Reproduce every entry exactly as shown.

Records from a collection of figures

^^^^

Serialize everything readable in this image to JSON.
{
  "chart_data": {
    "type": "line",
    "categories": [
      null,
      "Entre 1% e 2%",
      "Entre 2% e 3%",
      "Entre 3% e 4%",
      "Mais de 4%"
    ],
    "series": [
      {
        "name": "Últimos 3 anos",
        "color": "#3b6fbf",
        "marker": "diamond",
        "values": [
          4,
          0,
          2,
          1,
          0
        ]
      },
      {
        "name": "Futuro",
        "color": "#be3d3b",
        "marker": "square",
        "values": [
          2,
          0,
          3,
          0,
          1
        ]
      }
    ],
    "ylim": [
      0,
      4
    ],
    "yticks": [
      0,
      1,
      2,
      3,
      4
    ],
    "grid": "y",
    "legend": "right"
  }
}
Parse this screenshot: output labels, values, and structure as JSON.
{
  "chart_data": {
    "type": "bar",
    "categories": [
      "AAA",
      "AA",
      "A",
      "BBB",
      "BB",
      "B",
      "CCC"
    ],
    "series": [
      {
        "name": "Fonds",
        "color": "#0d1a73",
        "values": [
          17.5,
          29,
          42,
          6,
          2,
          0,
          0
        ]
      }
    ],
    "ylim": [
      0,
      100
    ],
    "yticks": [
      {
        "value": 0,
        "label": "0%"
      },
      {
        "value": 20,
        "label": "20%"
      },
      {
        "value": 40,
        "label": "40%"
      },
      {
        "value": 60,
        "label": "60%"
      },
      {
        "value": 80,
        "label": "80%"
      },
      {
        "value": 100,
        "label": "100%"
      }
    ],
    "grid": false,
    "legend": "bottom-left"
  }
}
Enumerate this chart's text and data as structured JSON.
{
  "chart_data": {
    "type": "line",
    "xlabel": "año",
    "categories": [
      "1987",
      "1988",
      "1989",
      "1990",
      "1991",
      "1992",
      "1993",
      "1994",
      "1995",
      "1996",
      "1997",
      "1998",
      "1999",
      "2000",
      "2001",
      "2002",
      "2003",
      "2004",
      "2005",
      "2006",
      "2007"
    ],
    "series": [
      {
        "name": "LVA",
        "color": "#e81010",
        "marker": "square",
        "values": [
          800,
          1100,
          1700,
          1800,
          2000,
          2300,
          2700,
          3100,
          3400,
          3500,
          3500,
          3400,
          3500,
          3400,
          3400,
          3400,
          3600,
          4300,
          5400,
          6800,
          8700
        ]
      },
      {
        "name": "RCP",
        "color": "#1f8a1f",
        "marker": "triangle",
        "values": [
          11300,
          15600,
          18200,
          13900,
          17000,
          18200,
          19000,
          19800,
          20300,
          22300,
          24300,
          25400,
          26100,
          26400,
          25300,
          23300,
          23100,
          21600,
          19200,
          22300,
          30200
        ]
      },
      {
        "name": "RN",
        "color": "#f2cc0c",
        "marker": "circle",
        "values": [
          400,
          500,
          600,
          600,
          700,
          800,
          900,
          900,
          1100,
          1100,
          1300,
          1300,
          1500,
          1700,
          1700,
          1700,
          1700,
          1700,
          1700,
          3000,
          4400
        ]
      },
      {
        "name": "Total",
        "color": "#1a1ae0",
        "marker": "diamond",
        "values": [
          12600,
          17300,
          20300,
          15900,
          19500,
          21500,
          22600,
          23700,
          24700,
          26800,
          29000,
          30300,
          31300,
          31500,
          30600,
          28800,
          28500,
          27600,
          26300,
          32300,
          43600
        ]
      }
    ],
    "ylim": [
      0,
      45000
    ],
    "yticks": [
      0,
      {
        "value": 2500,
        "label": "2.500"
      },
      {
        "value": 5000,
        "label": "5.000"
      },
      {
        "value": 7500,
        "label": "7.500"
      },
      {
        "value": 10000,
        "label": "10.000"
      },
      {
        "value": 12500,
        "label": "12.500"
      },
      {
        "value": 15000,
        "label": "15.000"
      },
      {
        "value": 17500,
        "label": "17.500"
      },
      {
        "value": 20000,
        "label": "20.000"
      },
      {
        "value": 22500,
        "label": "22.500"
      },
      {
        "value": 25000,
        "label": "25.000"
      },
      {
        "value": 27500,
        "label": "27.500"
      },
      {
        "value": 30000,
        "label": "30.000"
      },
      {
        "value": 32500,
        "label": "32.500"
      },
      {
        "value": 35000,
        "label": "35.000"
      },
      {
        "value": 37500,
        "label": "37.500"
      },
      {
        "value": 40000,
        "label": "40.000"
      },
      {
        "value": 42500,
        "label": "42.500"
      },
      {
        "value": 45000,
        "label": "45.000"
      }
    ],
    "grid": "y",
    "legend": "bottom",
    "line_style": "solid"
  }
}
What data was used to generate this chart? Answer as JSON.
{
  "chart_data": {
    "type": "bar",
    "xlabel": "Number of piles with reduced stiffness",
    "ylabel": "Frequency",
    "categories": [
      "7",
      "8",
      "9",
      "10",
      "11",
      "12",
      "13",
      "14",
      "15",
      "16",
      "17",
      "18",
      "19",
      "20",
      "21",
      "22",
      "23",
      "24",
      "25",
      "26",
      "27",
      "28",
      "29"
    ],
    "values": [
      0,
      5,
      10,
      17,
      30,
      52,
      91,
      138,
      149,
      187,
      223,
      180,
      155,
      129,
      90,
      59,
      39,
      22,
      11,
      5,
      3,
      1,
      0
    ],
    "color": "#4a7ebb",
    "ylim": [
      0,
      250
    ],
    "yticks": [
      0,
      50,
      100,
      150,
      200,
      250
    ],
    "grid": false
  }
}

^^^^

Solution to the exercise
Serialize everything readable in this image to JSON.
{
  "chart_data": {
    "type": "line",
    "categories": [
      null,
      "Entre 1% e 2%",
      "Entre 2% e 3%",
      "Entre 3% e 4%",
      "Mais de 4%"
    ],
    "series": [
      {
        "name": "Últimos 3 anos",
        "color": "#3b6fbf",
        "marker": "diamond",
        "values": [
          4,
          0,
          2,
          1,
          0
        ]
      },
      {
        "name": "Futuro",
        "color": "#be3d3b",
        "marker": "square",
        "values": [
          2,
          0,
          3,
          0,
          1
        ]
      }
    ],
    "ylim": [
      0,
      4
    ],
    "yticks": [
      0,
      1,
      2,
      3,
      4
    ],
    "grid": "y",
    "legend": "right"
  }
}
Parse this screenshot: output labels, values, and structure as JSON.
{
  "chart_data": {
    "type": "bar",
    "categories": [
      "AAA",
      "AA",
      "A",
      "BBB",
      "BB",
      "B",
      "CCC"
    ],
    "series": [
      {
        "name": "Fonds",
        "color": "#0d1a73",
        "values": [
          17.5,
          29,
          42,
          6,
          2,
          0,
          0
        ]
      }
    ],
    "ylim": [
      0,
      100
    ],
    "yticks": [
      {
        "value": 0,
        "label": "0%"
      },
      {
        "value": 20,
        "label": "20%"
      },
      {
        "value": 40,
        "label": "40%"
      },
      {
        "value": 60,
        "label": "60%"
      },
      {
        "value": 80,
        "label": "80%"
      },
      {
        "value": 100,
        "label": "100%"
      }
    ],
    "grid": false,
    "legend": "bottom-left"
  }
}
Enumerate this chart's text and data as structured JSON.
{
  "chart_data": {
    "type": "line",
    "xlabel": "año",
    "categories": [
      "1987",
      "1988",
      "1989",
      "1990",
      "1991",
      "1992",
      "1993",
      "1994",
      "1995",
      "1996",
      "1997",
      "1998",
      "1999",
      "2000",
      "2001",
      "2002",
      "2003",
      "2004",
      "2005",
      "2006",
      "2007"
    ],
    "series": [
      {
        "name": "LVA",
        "color": "#e81010",
        "marker": "square",
        "values": [
          800,
          1100,
          1700,
          1800,
          2000,
          2300,
          2700,
          3100,
          3400,
          3500,
          3500,
          3400,
          3500,
          3400,
          3400,
          3400,
          3600,
          4300,
          5400,
          6800,
          8700
        ]
      },
      {
        "name": "RCP",
        "color": "#1f8a1f",
        "marker": "triangle",
        "values": [
          11300,
          15600,
          18200,
          13900,
          17000,
          18200,
          19000,
          19800,
          20300,
          22300,
          24300,
          25400,
          26100,
          26400,
          25300,
          23300,
          23100,
          21600,
          19200,
          22300,
          30200
        ]
      },
      {
        "name": "RN",
        "color": "#f2cc0c",
        "marker": "circle",
        "values": [
          400,
          500,
          600,
          600,
          700,
          800,
          900,
          900,
          1100,
          1100,
          1300,
          1300,
          1500,
          1700,
          1700,
          1700,
          1700,
          1700,
          1700,
          3000,
          4400
        ]
      },
      {
        "name": "Total",
        "color": "#1a1ae0",
        "marker": "diamond",
        "values": [
          12600,
          17300,
          20300,
          15900,
          19500,
          21500,
          22600,
          23700,
          24700,
          26800,
          29000,
          30300,
          31300,
          31500,
          30600,
          28800,
          28500,
          27600,
          26300,
          32300,
          43600
        ]
      }
    ],
    "ylim": [
      0,
      45000
    ],
    "yticks": [
      0,
      {
        "value": 2500,
        "label": "2.500"
      },
      {
        "value": 5000,
        "label": "5.000"
      },
      {
        "value": 7500,
        "label": "7.500"
      },
      {
        "value": 10000,
        "label": "10.000"
      },
      {
        "value": 12500,
        "label": "12.500"
      },
      {
        "value": 15000,
        "label": "15.000"
      },
      {
        "value": 17500,
        "label": "17.500"
      },
      {
        "value": 20000,
        "label": "20.000"
      },
      {
        "value": 22500,
        "label": "22.500"
      },
      {
        "value": 25000,
        "label": "25.000"
      },
      {
        "value": 27500,
        "label": "27.500"
      },
      {
        "value": 30000,
        "label": "30.000"
      },
      {
        "value": 32500,
        "label": "32.500"
      },
      {
        "value": 35000,
        "label": "35.000"
      },
      {
        "value": 37500,
        "label": "37.500"
      },
      {
        "value": 40000,
        "label": "40.000"
      },
      {
        "value": 42500,
        "label": "42.500"
      },
      {
        "value": 45000,
        "label": "45.000"
      }
    ],
    "grid": "y",
    "legend": "bottom",
    "line_style": "solid"
  }
}
What data was used to generate this chart? Answer as JSON.
{
  "chart_data": {
    "type": "bar",
    "xlabel": "Number of piles with reduced stiffness",
    "ylabel": "Frequency",
    "categories": [
      "7",
      "8",
      "9",
      "10",
      "11",
      "12",
      "13",
      "14",
      "15",
      "16",
      "17",
      "18",
      "19",
      "20",
      "21",
      "22",
      "23",
      "24",
      "25",
      "26",
      "27",
      "28",
      "29"
    ],
    "values": [
      0,
      5,
      10,
      17,
      30,
      52,
      91,
      138,
      149,
      187,
      223,
      180,
      155,
      129,
      90,
      59,
      39,
      22,
      11,
      5,
      3,
      1,
      0
    ],
    "color": "#4a7ebb",
    "ylim": [
      0,
      250
    ],
    "yticks": [
      0,
      50,
      100,
      150,
      200,
      250
    ],
    "grid": false
  }
}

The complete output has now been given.